[START Exercise materials]

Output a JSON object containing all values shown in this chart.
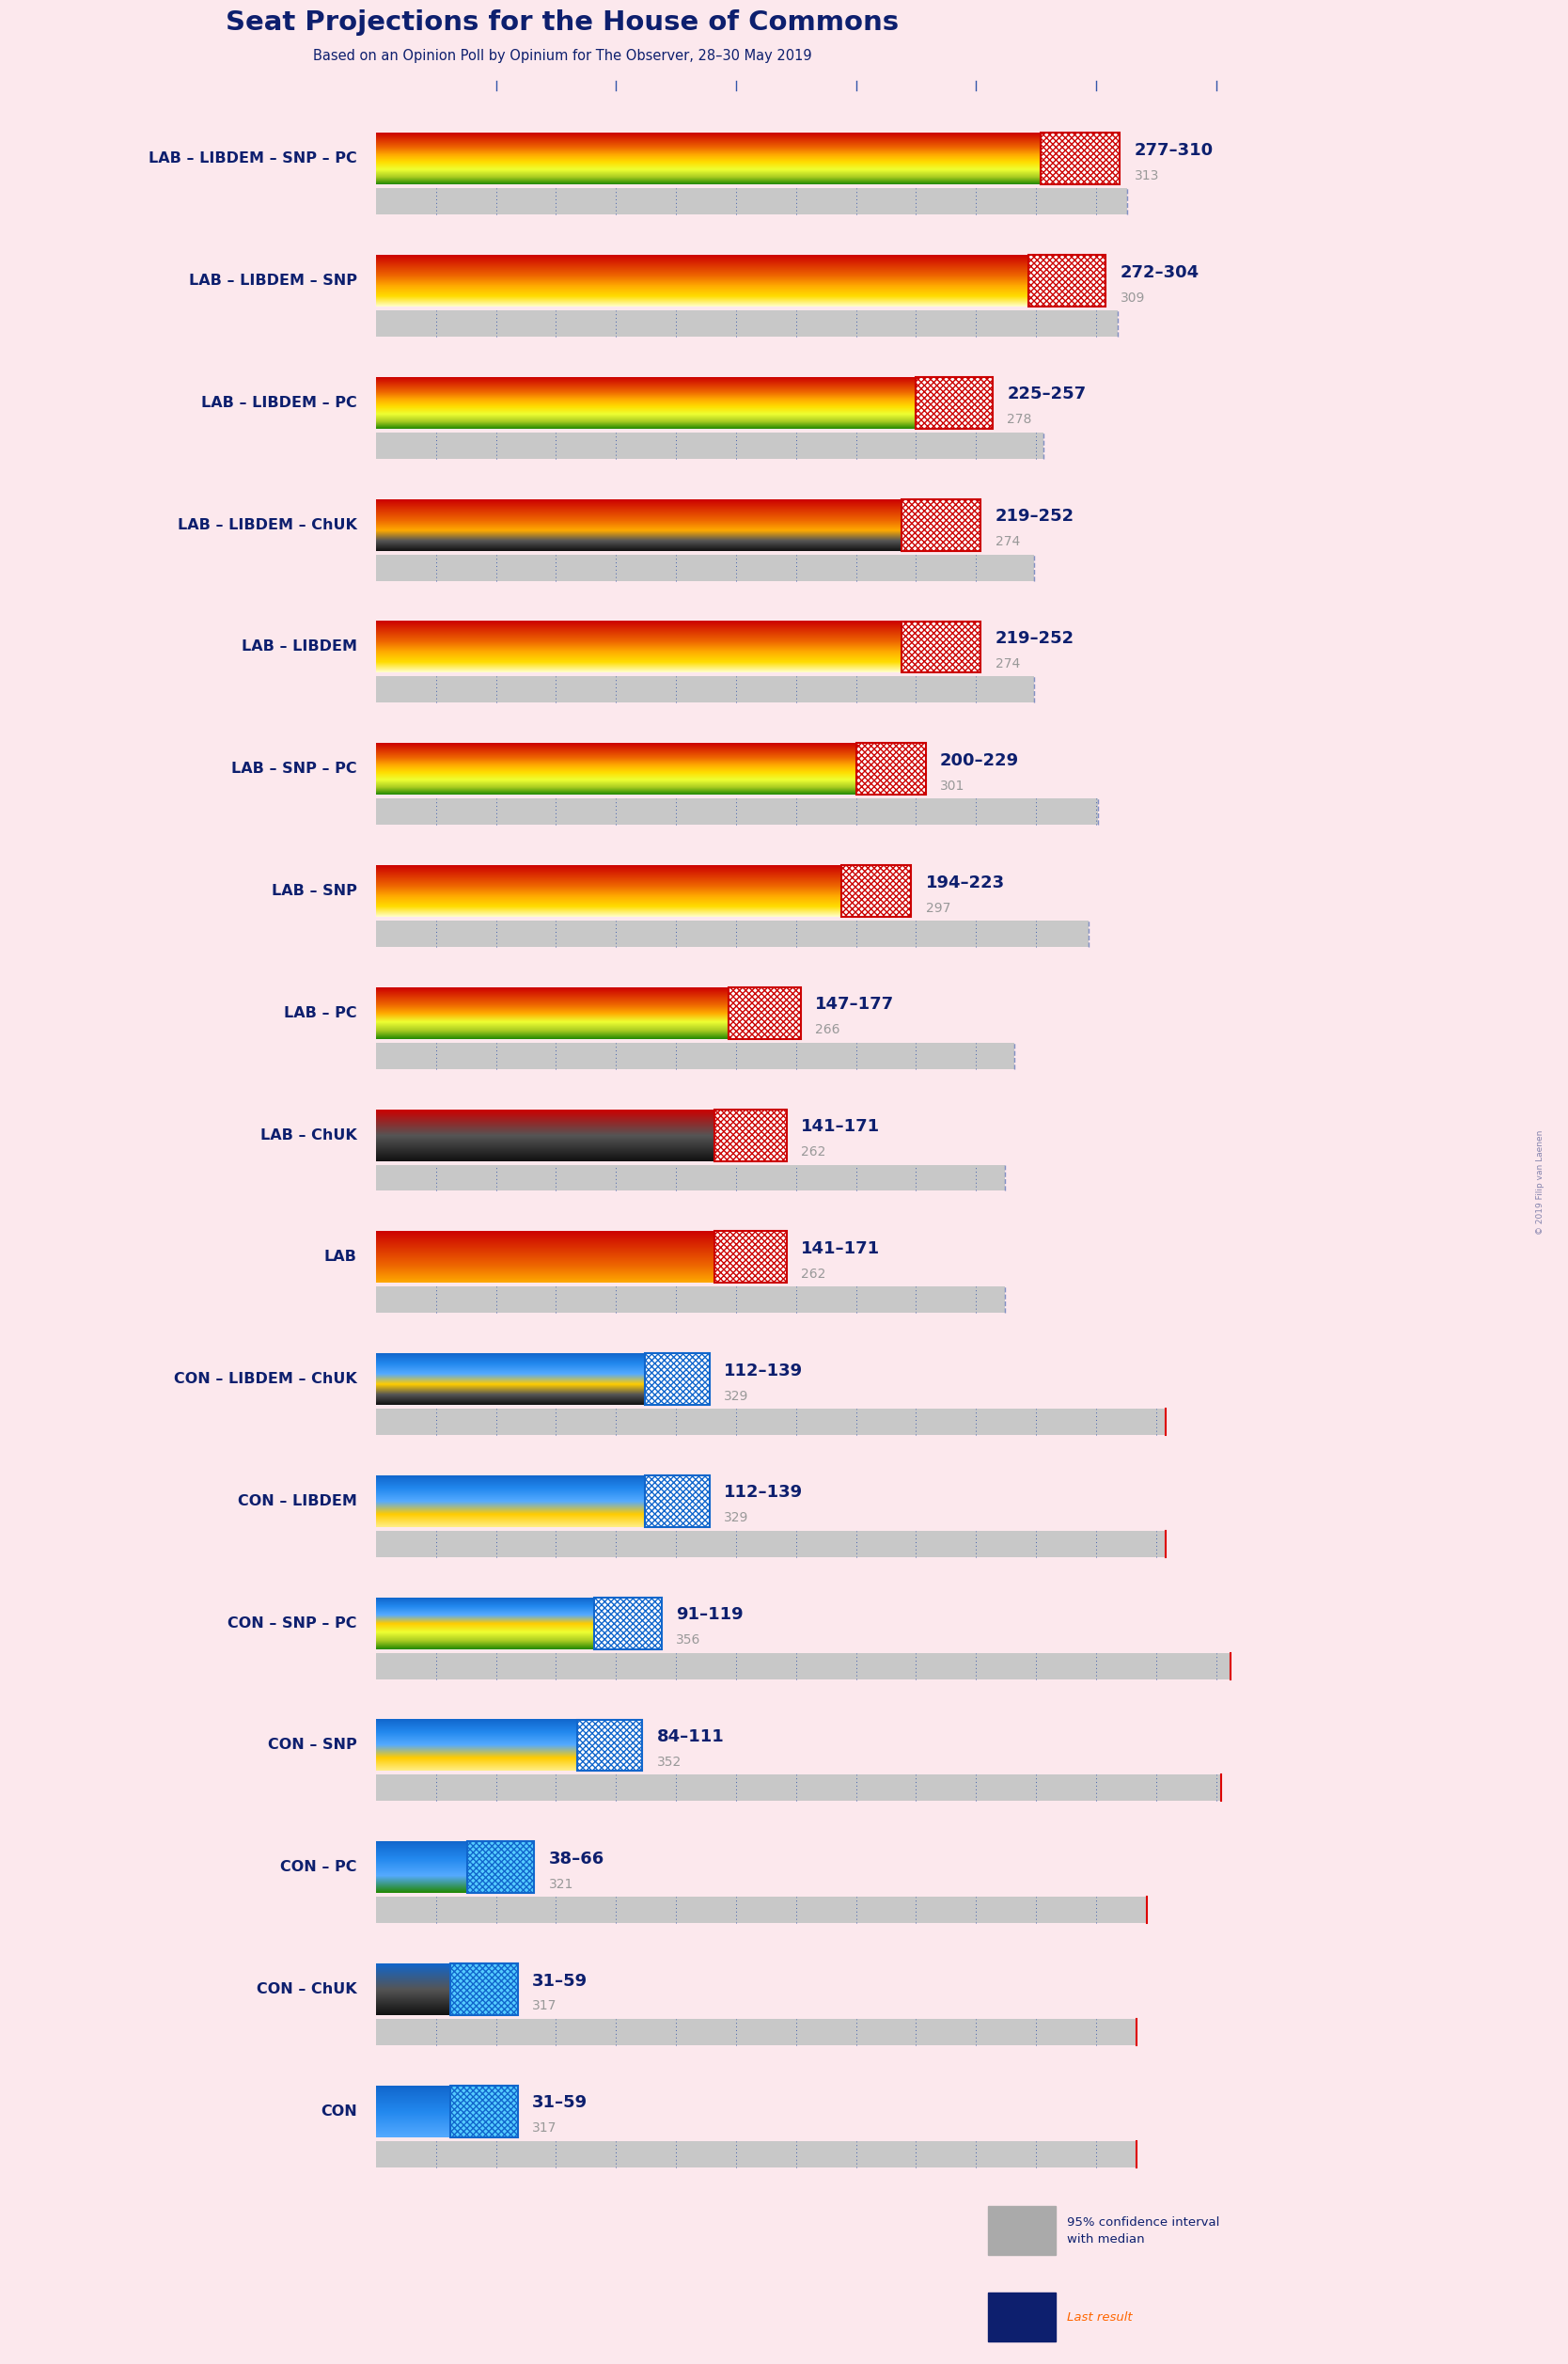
{
  "title": "Seat Projections for the House of Commons",
  "subtitle": "Based on an Opinion Poll by Opinium for The Observer, 28–30 May 2019",
  "background_color": "#fce8ed",
  "title_color": "#0d1f6e",
  "subtitle_color": "#0d1f6e",
  "x_max": 370,
  "majority_line": 326,
  "coalitions": [
    {
      "name": "LAB – LIBDEM – SNP – PC",
      "low": 277,
      "high": 310,
      "last_result": 313,
      "bar_colors": [
        "#cc0000",
        "#dd3300",
        "#ee6600",
        "#ffaa00",
        "#ffdd00",
        "#eeff33",
        "#aacc22",
        "#228800"
      ],
      "hatch_color": "#cc0000",
      "hatch_bg": "#ffffff",
      "type": "lab"
    },
    {
      "name": "LAB – LIBDEM – SNP",
      "low": 272,
      "high": 304,
      "last_result": 309,
      "bar_colors": [
        "#cc0000",
        "#dd3300",
        "#ee6600",
        "#ffaa00",
        "#ffdd00",
        "#ffffcc"
      ],
      "hatch_color": "#cc0000",
      "hatch_bg": "#ffffff",
      "type": "lab"
    },
    {
      "name": "LAB – LIBDEM – PC",
      "low": 225,
      "high": 257,
      "last_result": 278,
      "bar_colors": [
        "#cc0000",
        "#dd3300",
        "#ee6600",
        "#ffaa00",
        "#ffdd00",
        "#eeff33",
        "#aacc22",
        "#228800"
      ],
      "hatch_color": "#cc0000",
      "hatch_bg": "#ffffff",
      "type": "lab"
    },
    {
      "name": "LAB – LIBDEM – ChUK",
      "low": 219,
      "high": 252,
      "last_result": 274,
      "bar_colors": [
        "#cc0000",
        "#dd3300",
        "#ee6600",
        "#ffaa00",
        "#555555",
        "#111111"
      ],
      "hatch_color": "#cc0000",
      "hatch_bg": "#ffffff",
      "type": "lab"
    },
    {
      "name": "LAB – LIBDEM",
      "low": 219,
      "high": 252,
      "last_result": 274,
      "bar_colors": [
        "#cc0000",
        "#dd3300",
        "#ee6600",
        "#ffaa00",
        "#ffdd00",
        "#ffffcc"
      ],
      "hatch_color": "#cc0000",
      "hatch_bg": "#ffffff",
      "type": "lab"
    },
    {
      "name": "LAB – SNP – PC",
      "low": 200,
      "high": 229,
      "last_result": 301,
      "bar_colors": [
        "#cc0000",
        "#dd3300",
        "#ee6600",
        "#ffaa00",
        "#ffdd00",
        "#eeff33",
        "#aacc22",
        "#228800"
      ],
      "hatch_color": "#cc0000",
      "hatch_bg": "#ffffff",
      "type": "lab"
    },
    {
      "name": "LAB – SNP",
      "low": 194,
      "high": 223,
      "last_result": 297,
      "bar_colors": [
        "#cc0000",
        "#dd3300",
        "#ee6600",
        "#ffaa00",
        "#ffdd00",
        "#ffffcc"
      ],
      "hatch_color": "#cc0000",
      "hatch_bg": "#ffffff",
      "type": "lab"
    },
    {
      "name": "LAB – PC",
      "low": 147,
      "high": 177,
      "last_result": 266,
      "bar_colors": [
        "#cc0000",
        "#dd3300",
        "#ee6600",
        "#ffaa00",
        "#eeff33",
        "#aacc22",
        "#228800"
      ],
      "hatch_color": "#cc0000",
      "hatch_bg": "#ffffff",
      "type": "lab"
    },
    {
      "name": "LAB – ChUK",
      "low": 141,
      "high": 171,
      "last_result": 262,
      "bar_colors": [
        "#cc0000",
        "#555555",
        "#111111"
      ],
      "hatch_color": "#cc0000",
      "hatch_bg": "#ffffff",
      "type": "lab"
    },
    {
      "name": "LAB",
      "low": 141,
      "high": 171,
      "last_result": 262,
      "bar_colors": [
        "#cc0000",
        "#dd3300",
        "#ee6600",
        "#ffaa00"
      ],
      "hatch_color": "#cc0000",
      "hatch_bg": "#ffffff",
      "type": "lab"
    },
    {
      "name": "CON – LIBDEM – ChUK",
      "low": 112,
      "high": 139,
      "last_result": 329,
      "bar_colors": [
        "#1166cc",
        "#2288ee",
        "#55aaff",
        "#ffcc00",
        "#555555",
        "#111111"
      ],
      "hatch_color": "#1166cc",
      "hatch_bg": "#ffffff",
      "type": "con"
    },
    {
      "name": "CON – LIBDEM",
      "low": 112,
      "high": 139,
      "last_result": 329,
      "bar_colors": [
        "#1166cc",
        "#2288ee",
        "#55aaff",
        "#ffcc00",
        "#ffee88"
      ],
      "hatch_color": "#1166cc",
      "hatch_bg": "#ffffff",
      "type": "con"
    },
    {
      "name": "CON – SNP – PC",
      "low": 91,
      "high": 119,
      "last_result": 356,
      "bar_colors": [
        "#1166cc",
        "#2288ee",
        "#55aaff",
        "#ffcc00",
        "#eeff33",
        "#aacc22",
        "#228800"
      ],
      "hatch_color": "#1166cc",
      "hatch_bg": "#ffffff",
      "type": "con"
    },
    {
      "name": "CON – SNP",
      "low": 84,
      "high": 111,
      "last_result": 352,
      "bar_colors": [
        "#1166cc",
        "#2288ee",
        "#55aaff",
        "#ffcc00",
        "#ffee88"
      ],
      "hatch_color": "#1166cc",
      "hatch_bg": "#ffffff",
      "type": "con"
    },
    {
      "name": "CON – PC",
      "low": 38,
      "high": 66,
      "last_result": 321,
      "bar_colors": [
        "#1166cc",
        "#2288ee",
        "#55aaff",
        "#228800"
      ],
      "hatch_color": "#1166cc",
      "hatch_bg": "#55ccff",
      "type": "con"
    },
    {
      "name": "CON – ChUK",
      "low": 31,
      "high": 59,
      "last_result": 317,
      "bar_colors": [
        "#1166cc",
        "#555555",
        "#111111"
      ],
      "hatch_color": "#1166cc",
      "hatch_bg": "#55ccff",
      "type": "con"
    },
    {
      "name": "CON",
      "low": 31,
      "high": 59,
      "last_result": 317,
      "bar_colors": [
        "#1166cc",
        "#2288ee",
        "#55aaff"
      ],
      "hatch_color": "#1166cc",
      "hatch_bg": "#55ccff",
      "type": "con"
    }
  ]
}
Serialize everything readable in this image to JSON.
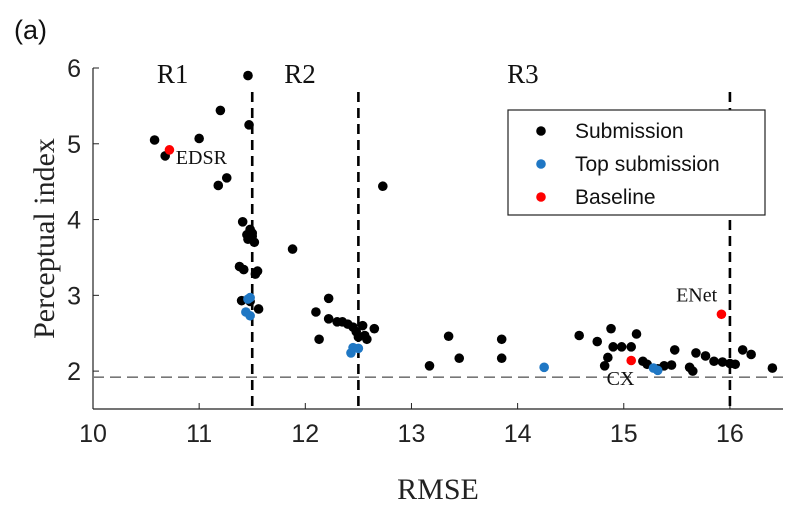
{
  "chart_data": {
    "type": "scatter",
    "panel_label": "(a)",
    "xlabel": "RMSE",
    "ylabel": "Perceptual index",
    "xlim": [
      10,
      16.5
    ],
    "ylim": [
      1.5,
      6
    ],
    "xticks": [
      "10",
      "11",
      "12",
      "13",
      "14",
      "15",
      "16"
    ],
    "yticks": [
      "2",
      "3",
      "4",
      "5",
      "6"
    ],
    "grid": false,
    "legend_position": "top-right",
    "regions": [
      {
        "label": "R1",
        "x": 10.75
      },
      {
        "label": "R2",
        "x": 11.95
      },
      {
        "label": "R3",
        "x": 14.05
      }
    ],
    "vlines": [
      11.5,
      12.5,
      16.0
    ],
    "hline": 1.92,
    "series": [
      {
        "name": "Submission",
        "color": "#000000",
        "points": [
          [
            10.58,
            5.05
          ],
          [
            10.68,
            4.84
          ],
          [
            11.0,
            5.07
          ],
          [
            11.18,
            4.45
          ],
          [
            11.2,
            5.44
          ],
          [
            11.26,
            4.55
          ],
          [
            11.46,
            5.9
          ],
          [
            11.47,
            5.25
          ],
          [
            11.41,
            3.97
          ],
          [
            11.45,
            3.8
          ],
          [
            11.48,
            3.87
          ],
          [
            11.5,
            3.82
          ],
          [
            11.52,
            3.7
          ],
          [
            11.46,
            3.74
          ],
          [
            11.5,
            3.78
          ],
          [
            11.38,
            3.38
          ],
          [
            11.42,
            3.34
          ],
          [
            11.53,
            3.28
          ],
          [
            11.55,
            3.32
          ],
          [
            11.4,
            2.93
          ],
          [
            11.48,
            2.92
          ],
          [
            11.56,
            2.82
          ],
          [
            11.88,
            3.61
          ],
          [
            12.1,
            2.78
          ],
          [
            12.13,
            2.42
          ],
          [
            12.22,
            2.96
          ],
          [
            12.22,
            2.69
          ],
          [
            12.3,
            2.65
          ],
          [
            12.35,
            2.65
          ],
          [
            12.4,
            2.62
          ],
          [
            12.45,
            2.58
          ],
          [
            12.48,
            2.52
          ],
          [
            12.5,
            2.45
          ],
          [
            12.54,
            2.6
          ],
          [
            12.56,
            2.47
          ],
          [
            12.58,
            2.42
          ],
          [
            12.65,
            2.56
          ],
          [
            12.73,
            4.44
          ],
          [
            13.17,
            2.07
          ],
          [
            13.35,
            2.46
          ],
          [
            13.45,
            2.17
          ],
          [
            13.85,
            2.42
          ],
          [
            13.85,
            2.17
          ],
          [
            14.58,
            2.47
          ],
          [
            14.75,
            2.39
          ],
          [
            14.82,
            2.07
          ],
          [
            14.85,
            2.18
          ],
          [
            14.88,
            2.56
          ],
          [
            14.9,
            2.32
          ],
          [
            14.98,
            2.32
          ],
          [
            15.07,
            2.32
          ],
          [
            15.12,
            2.49
          ],
          [
            15.18,
            2.13
          ],
          [
            15.22,
            2.09
          ],
          [
            15.32,
            2.03
          ],
          [
            15.38,
            2.07
          ],
          [
            15.45,
            2.08
          ],
          [
            15.48,
            2.28
          ],
          [
            15.62,
            2.05
          ],
          [
            15.68,
            2.24
          ],
          [
            15.77,
            2.2
          ],
          [
            15.85,
            2.13
          ],
          [
            15.93,
            2.12
          ],
          [
            16.0,
            2.1
          ],
          [
            16.05,
            2.09
          ],
          [
            16.12,
            2.28
          ],
          [
            16.2,
            2.22
          ],
          [
            16.4,
            2.04
          ],
          [
            15.65,
            2.0
          ]
        ]
      },
      {
        "name": "Top submission",
        "color": "#1f77c4",
        "points": [
          [
            11.46,
            2.95
          ],
          [
            11.48,
            2.97
          ],
          [
            11.44,
            2.78
          ],
          [
            11.48,
            2.73
          ],
          [
            12.43,
            2.24
          ],
          [
            12.45,
            2.31
          ],
          [
            12.5,
            2.3
          ],
          [
            14.25,
            2.05
          ],
          [
            15.28,
            2.04
          ],
          [
            15.32,
            2.01
          ]
        ]
      },
      {
        "name": "Baseline",
        "color": "#ff0000",
        "points": [
          [
            10.72,
            4.92
          ],
          [
            15.07,
            2.14
          ],
          [
            15.92,
            2.75
          ]
        ]
      }
    ],
    "annotations": [
      {
        "text": "EDSR",
        "x": 10.78,
        "y": 4.73,
        "anchor": "start"
      },
      {
        "text": "CX",
        "x": 14.97,
        "y": 1.82,
        "anchor": "middle"
      },
      {
        "text": "ENet",
        "x": 15.88,
        "y": 2.92,
        "anchor": "end"
      }
    ]
  }
}
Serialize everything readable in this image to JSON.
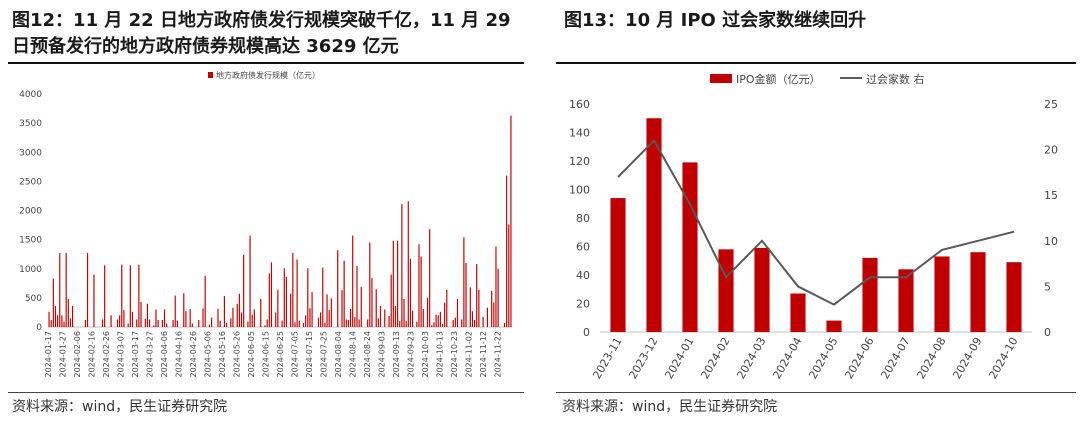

[END Exercise materials]

→ Exercise details: Give only the count of lines in the data that include the string "anchor".

→ Written response: 3